* Begin Material for the task *

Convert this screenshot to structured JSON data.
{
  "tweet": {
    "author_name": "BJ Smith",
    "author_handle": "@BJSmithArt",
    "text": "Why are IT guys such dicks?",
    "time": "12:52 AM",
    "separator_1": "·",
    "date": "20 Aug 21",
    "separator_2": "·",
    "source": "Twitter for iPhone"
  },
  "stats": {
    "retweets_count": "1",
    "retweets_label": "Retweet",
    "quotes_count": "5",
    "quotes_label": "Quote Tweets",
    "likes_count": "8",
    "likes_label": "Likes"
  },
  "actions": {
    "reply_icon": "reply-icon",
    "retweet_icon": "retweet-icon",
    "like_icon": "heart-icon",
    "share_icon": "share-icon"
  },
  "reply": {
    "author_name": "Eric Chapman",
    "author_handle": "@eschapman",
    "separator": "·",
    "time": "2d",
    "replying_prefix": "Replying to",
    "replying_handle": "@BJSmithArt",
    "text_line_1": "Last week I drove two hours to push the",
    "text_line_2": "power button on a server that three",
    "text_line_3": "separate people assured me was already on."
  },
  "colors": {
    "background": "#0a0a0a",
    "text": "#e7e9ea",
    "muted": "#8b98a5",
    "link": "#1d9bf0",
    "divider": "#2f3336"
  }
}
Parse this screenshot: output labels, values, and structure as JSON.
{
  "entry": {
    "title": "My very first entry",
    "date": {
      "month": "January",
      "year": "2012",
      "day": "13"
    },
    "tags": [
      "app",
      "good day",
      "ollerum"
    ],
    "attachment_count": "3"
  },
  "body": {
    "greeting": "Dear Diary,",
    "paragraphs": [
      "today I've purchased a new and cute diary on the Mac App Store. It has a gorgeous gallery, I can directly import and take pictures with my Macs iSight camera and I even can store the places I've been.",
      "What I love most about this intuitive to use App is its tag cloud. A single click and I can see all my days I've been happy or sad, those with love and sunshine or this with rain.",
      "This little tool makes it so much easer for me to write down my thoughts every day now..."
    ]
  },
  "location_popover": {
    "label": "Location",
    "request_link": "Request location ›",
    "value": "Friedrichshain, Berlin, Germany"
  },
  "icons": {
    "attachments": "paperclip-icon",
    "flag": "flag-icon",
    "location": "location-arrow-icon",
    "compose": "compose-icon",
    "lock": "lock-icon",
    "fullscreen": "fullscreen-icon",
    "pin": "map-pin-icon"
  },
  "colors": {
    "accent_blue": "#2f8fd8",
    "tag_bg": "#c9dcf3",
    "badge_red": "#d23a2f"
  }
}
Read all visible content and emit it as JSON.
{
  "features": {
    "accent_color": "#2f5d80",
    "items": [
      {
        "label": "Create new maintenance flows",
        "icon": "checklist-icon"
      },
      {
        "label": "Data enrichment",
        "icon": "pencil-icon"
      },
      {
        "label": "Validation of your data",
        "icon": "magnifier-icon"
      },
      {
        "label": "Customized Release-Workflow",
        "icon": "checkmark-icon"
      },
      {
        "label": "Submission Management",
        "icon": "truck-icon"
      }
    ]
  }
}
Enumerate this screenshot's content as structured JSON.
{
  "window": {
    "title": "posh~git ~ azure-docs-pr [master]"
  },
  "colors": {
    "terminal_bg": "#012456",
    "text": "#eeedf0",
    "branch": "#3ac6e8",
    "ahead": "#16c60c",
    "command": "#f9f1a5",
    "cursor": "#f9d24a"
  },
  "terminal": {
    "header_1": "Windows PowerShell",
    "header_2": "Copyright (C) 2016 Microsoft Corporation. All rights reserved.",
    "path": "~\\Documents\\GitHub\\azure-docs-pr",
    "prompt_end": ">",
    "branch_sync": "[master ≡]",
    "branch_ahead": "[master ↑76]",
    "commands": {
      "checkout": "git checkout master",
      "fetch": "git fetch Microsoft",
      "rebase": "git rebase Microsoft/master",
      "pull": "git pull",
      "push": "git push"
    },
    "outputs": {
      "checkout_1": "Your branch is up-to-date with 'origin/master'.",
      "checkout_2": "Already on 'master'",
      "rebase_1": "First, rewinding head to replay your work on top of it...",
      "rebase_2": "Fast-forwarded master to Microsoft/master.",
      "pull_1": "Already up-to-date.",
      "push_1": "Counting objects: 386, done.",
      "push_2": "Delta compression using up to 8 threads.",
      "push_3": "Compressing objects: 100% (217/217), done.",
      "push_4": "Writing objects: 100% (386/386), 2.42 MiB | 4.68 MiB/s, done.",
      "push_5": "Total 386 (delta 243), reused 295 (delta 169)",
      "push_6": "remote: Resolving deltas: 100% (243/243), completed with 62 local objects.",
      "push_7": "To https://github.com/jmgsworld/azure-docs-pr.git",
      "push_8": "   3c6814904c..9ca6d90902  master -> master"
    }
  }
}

* End Material for the task *
* Begin Material for the task *

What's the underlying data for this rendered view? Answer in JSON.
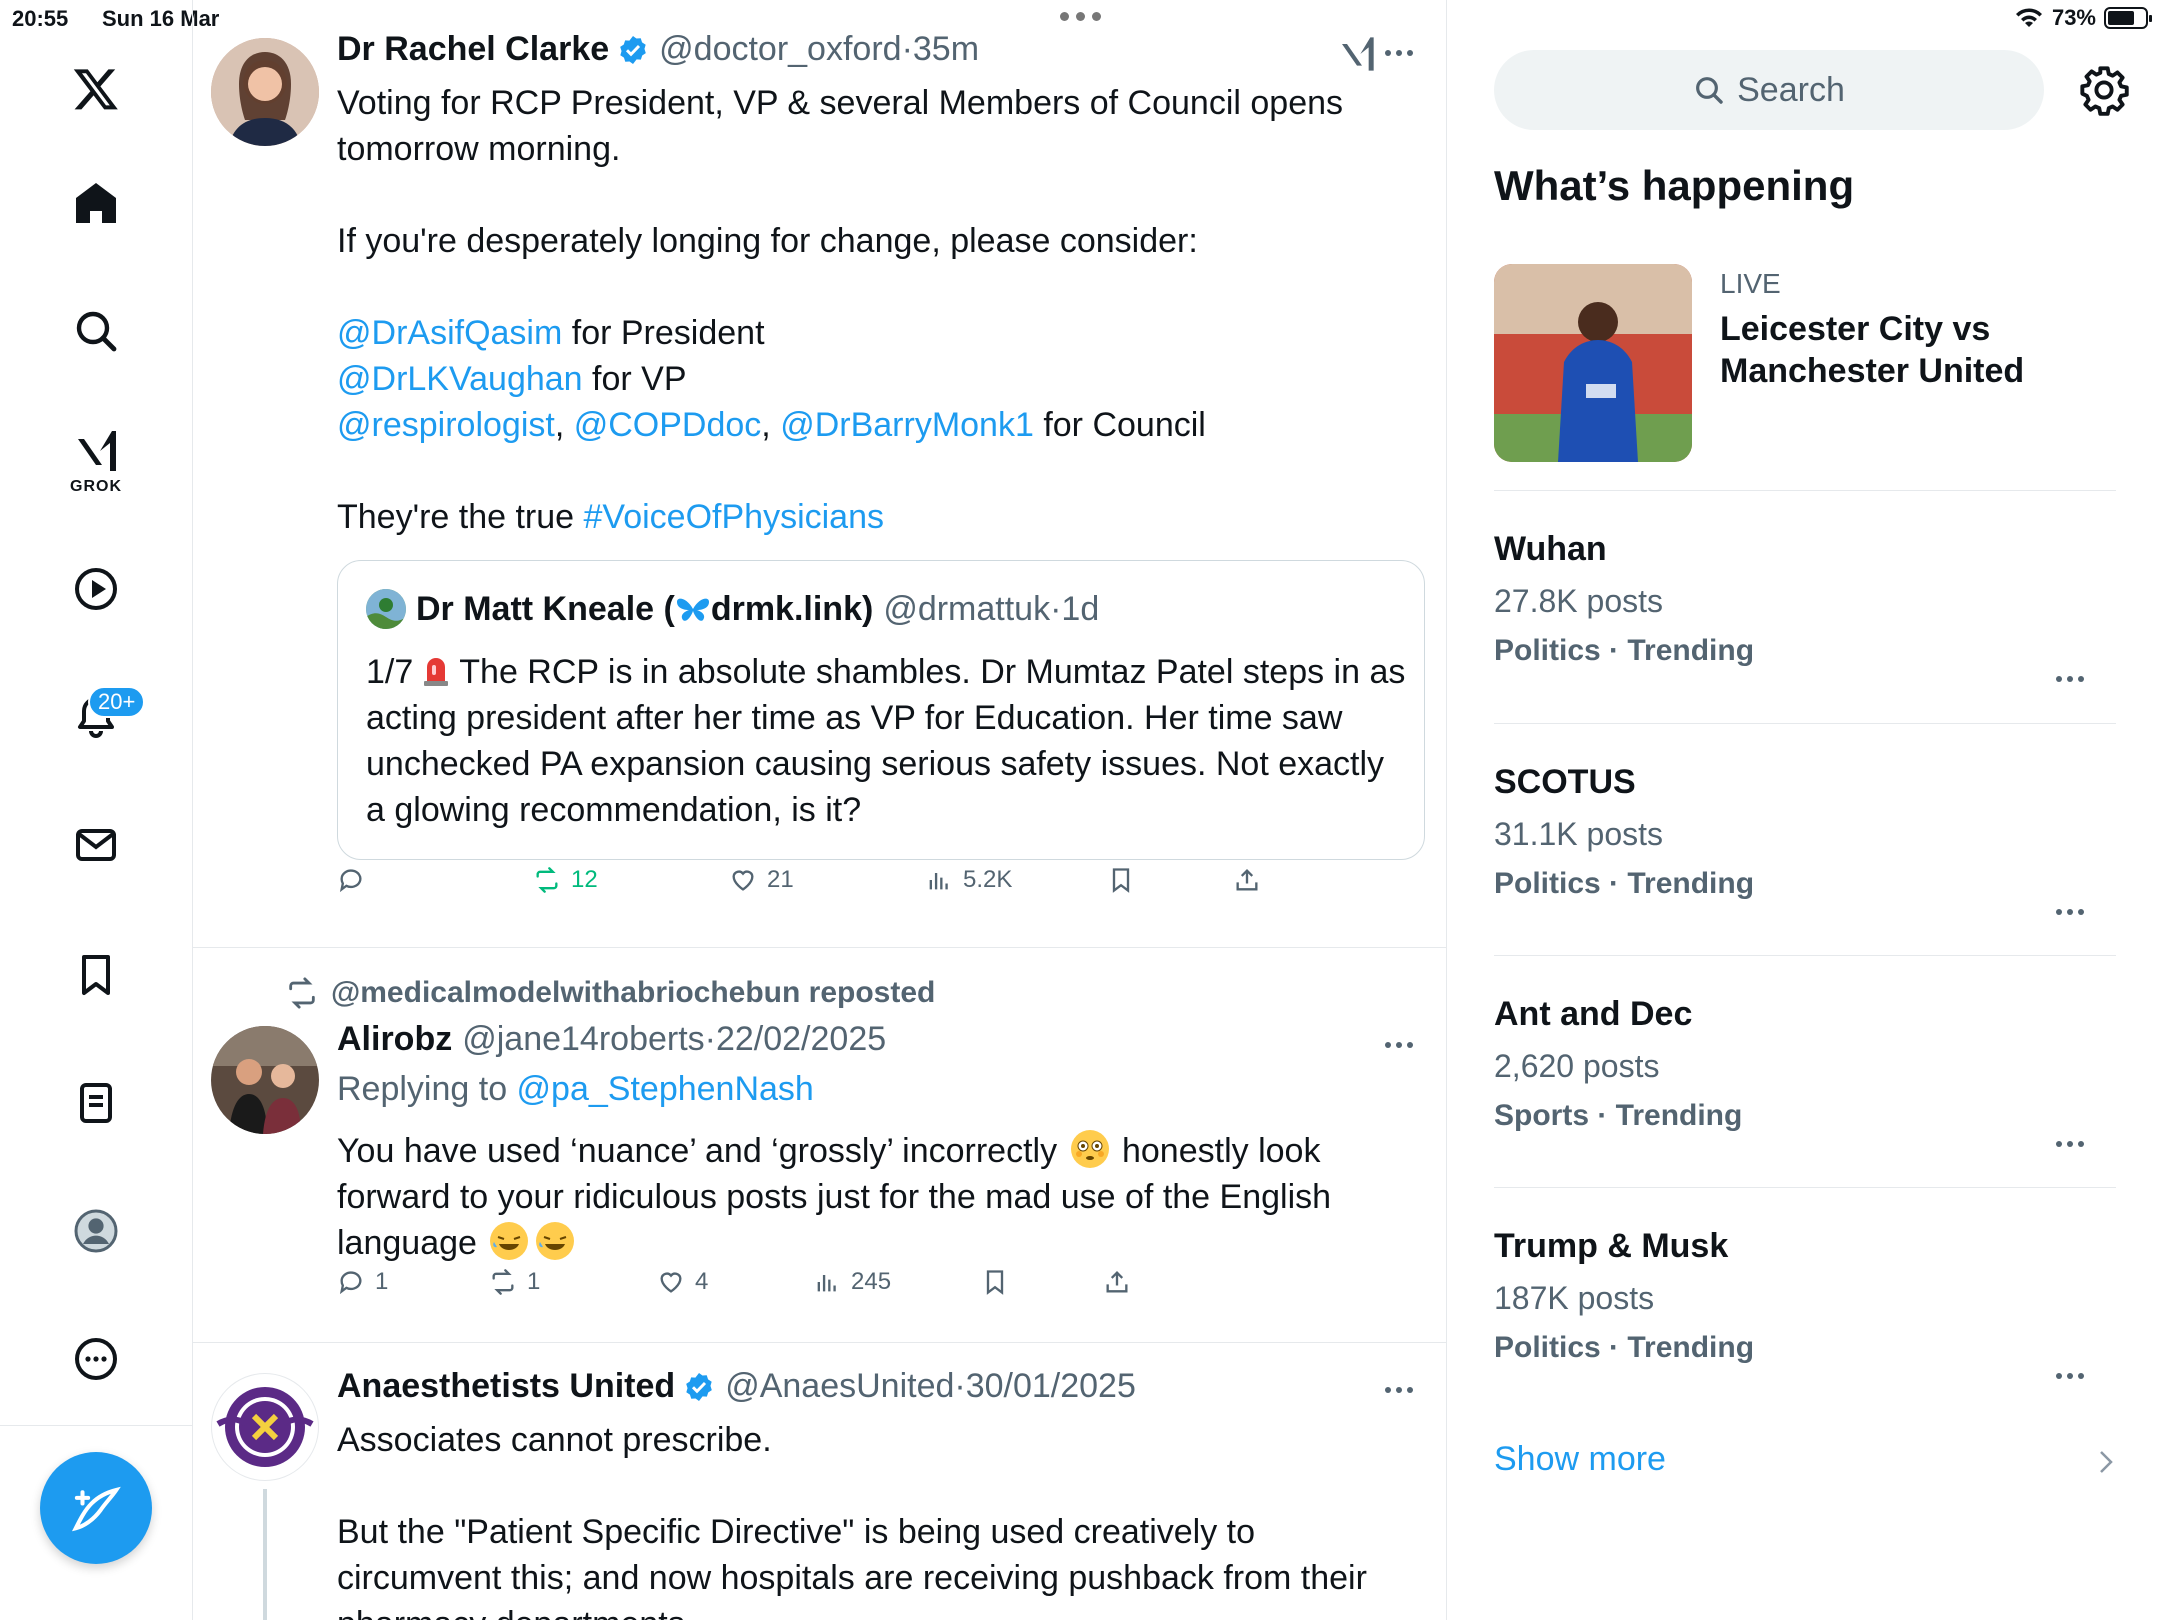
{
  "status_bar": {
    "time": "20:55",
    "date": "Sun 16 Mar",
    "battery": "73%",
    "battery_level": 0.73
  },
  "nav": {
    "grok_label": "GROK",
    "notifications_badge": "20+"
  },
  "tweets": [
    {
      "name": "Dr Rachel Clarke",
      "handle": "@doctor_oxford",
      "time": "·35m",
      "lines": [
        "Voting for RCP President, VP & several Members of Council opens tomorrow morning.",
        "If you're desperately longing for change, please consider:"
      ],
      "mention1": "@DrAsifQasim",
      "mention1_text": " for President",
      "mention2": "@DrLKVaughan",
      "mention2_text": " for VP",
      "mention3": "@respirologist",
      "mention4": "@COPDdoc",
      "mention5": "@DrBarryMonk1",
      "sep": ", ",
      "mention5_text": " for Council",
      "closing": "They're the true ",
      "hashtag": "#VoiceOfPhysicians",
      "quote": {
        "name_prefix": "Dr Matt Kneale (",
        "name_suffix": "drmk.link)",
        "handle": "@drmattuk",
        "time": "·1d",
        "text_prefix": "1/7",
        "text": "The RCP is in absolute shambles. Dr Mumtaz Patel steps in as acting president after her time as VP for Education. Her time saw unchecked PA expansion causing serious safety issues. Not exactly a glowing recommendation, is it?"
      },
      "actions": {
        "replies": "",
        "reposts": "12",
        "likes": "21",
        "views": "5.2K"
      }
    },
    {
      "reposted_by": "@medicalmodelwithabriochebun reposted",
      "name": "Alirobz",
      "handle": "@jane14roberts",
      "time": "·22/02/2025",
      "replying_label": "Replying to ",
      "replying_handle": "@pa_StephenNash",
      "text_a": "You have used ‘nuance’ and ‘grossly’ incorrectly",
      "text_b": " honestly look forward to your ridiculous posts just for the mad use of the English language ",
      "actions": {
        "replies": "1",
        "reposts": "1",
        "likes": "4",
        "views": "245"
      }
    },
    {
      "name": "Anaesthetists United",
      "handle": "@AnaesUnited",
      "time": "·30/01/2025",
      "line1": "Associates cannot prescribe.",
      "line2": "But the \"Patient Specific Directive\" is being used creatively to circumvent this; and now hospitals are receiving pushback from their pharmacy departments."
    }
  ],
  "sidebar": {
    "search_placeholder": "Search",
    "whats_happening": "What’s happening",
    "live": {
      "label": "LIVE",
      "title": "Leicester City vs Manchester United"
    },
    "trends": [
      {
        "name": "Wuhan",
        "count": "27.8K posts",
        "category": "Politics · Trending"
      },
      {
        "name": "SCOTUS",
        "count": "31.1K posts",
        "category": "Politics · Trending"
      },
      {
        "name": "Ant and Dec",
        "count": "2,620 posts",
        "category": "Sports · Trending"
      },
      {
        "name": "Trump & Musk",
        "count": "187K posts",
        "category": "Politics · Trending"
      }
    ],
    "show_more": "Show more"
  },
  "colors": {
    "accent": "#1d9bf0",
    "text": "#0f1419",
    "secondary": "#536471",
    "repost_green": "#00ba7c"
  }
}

* End Material for the task *

Given instruction: Copy out each line that contains the word "structured".

Exercise result:
Convert this screenshot to structured JSON data.
Enumerate this screenshot's content as structured JSON.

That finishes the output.